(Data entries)
···
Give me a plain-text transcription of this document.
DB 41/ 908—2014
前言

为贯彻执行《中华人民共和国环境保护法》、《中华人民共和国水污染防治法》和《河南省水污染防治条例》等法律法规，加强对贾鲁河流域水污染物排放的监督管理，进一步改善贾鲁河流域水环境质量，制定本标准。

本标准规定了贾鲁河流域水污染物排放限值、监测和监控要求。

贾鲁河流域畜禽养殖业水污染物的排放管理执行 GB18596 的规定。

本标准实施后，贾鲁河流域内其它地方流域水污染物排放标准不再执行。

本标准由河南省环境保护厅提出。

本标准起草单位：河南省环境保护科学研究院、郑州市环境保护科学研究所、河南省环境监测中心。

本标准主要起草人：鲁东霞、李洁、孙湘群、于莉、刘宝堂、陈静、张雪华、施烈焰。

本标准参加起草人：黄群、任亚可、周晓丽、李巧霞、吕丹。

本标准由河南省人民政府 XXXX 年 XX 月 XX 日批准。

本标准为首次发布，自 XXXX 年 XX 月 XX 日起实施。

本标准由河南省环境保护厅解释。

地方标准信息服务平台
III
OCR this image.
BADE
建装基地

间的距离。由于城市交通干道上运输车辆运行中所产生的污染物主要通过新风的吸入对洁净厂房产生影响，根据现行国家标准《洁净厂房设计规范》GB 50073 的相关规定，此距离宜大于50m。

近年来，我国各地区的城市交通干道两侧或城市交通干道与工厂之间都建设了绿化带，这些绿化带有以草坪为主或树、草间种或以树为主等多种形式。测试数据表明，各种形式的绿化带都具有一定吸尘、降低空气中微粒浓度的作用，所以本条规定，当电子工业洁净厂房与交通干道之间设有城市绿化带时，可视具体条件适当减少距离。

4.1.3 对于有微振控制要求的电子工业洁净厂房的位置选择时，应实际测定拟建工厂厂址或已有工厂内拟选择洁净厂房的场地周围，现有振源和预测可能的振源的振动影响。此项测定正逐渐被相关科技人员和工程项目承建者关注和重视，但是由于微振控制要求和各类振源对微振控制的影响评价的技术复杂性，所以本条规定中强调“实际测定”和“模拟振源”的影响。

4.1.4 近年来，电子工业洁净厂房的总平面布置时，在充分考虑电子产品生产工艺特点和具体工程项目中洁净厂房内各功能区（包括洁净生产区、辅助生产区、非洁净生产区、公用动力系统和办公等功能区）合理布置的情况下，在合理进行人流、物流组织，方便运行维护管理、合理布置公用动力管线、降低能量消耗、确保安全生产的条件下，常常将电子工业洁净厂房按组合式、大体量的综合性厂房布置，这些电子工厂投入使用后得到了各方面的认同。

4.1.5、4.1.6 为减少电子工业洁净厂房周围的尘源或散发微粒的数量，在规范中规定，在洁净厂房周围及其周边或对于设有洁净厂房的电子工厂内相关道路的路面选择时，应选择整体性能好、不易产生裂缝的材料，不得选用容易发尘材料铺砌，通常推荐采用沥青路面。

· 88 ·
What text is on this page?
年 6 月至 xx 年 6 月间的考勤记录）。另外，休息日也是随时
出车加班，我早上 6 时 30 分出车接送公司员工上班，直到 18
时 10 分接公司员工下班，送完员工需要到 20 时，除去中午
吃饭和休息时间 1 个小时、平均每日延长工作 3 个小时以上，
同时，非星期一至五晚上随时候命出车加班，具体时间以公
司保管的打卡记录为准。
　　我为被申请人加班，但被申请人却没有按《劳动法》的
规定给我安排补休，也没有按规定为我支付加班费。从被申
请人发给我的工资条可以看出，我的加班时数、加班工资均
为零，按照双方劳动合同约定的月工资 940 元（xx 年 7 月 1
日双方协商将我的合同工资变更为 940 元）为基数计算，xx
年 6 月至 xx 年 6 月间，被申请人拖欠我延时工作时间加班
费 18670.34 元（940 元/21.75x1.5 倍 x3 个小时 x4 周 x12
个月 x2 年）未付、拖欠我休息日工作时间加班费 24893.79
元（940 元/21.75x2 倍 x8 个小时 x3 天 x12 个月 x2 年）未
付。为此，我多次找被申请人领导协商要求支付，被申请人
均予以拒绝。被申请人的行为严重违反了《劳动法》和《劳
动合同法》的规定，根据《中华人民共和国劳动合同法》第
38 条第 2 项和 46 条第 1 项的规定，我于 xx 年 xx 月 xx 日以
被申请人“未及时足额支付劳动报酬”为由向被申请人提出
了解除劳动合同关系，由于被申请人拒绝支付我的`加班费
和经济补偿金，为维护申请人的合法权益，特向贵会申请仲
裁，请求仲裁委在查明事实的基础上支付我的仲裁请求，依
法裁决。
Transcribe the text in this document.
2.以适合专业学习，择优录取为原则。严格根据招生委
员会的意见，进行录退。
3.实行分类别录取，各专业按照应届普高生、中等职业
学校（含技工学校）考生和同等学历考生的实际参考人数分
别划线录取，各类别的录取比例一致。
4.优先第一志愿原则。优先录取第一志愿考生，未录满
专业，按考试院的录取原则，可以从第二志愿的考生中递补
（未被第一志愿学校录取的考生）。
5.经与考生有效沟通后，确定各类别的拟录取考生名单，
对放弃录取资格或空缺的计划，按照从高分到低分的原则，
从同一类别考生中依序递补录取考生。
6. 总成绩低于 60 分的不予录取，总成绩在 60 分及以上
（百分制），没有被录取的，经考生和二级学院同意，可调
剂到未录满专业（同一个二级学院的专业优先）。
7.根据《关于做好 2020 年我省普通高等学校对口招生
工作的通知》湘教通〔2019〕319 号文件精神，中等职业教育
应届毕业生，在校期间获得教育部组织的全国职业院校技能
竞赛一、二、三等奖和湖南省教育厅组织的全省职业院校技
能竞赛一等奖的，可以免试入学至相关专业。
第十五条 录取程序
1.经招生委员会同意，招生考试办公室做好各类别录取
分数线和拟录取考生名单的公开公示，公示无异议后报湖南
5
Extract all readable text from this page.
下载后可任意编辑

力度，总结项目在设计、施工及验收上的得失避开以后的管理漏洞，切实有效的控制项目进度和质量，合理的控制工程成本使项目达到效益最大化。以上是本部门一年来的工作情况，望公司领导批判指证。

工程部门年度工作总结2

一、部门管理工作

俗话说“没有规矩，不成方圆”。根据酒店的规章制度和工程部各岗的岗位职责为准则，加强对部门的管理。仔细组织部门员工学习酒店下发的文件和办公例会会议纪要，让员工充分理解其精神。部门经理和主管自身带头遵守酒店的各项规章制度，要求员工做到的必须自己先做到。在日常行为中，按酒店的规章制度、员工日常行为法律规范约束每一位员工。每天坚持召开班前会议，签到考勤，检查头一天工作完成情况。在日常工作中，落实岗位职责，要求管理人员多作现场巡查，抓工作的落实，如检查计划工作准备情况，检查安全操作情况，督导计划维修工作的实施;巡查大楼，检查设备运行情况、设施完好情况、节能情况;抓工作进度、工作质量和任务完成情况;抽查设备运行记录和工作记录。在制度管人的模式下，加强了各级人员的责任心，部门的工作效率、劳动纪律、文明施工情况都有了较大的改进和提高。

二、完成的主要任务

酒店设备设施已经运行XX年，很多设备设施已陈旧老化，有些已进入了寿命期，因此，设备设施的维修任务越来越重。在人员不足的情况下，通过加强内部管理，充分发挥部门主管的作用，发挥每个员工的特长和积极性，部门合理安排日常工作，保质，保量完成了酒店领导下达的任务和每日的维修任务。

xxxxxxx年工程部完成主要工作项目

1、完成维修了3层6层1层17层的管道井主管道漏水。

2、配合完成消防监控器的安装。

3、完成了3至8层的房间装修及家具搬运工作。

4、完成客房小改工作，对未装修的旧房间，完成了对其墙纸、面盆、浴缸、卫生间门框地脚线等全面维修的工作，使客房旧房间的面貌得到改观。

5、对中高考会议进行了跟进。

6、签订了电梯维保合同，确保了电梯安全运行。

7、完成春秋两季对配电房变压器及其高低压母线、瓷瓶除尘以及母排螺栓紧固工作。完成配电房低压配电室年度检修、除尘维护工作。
···
(YOUR INSTRUCTIONS):
Reply with the number of lines in the material above that contain "document", and nothing more.

(RESPONSE TO THE EXERCISE):
2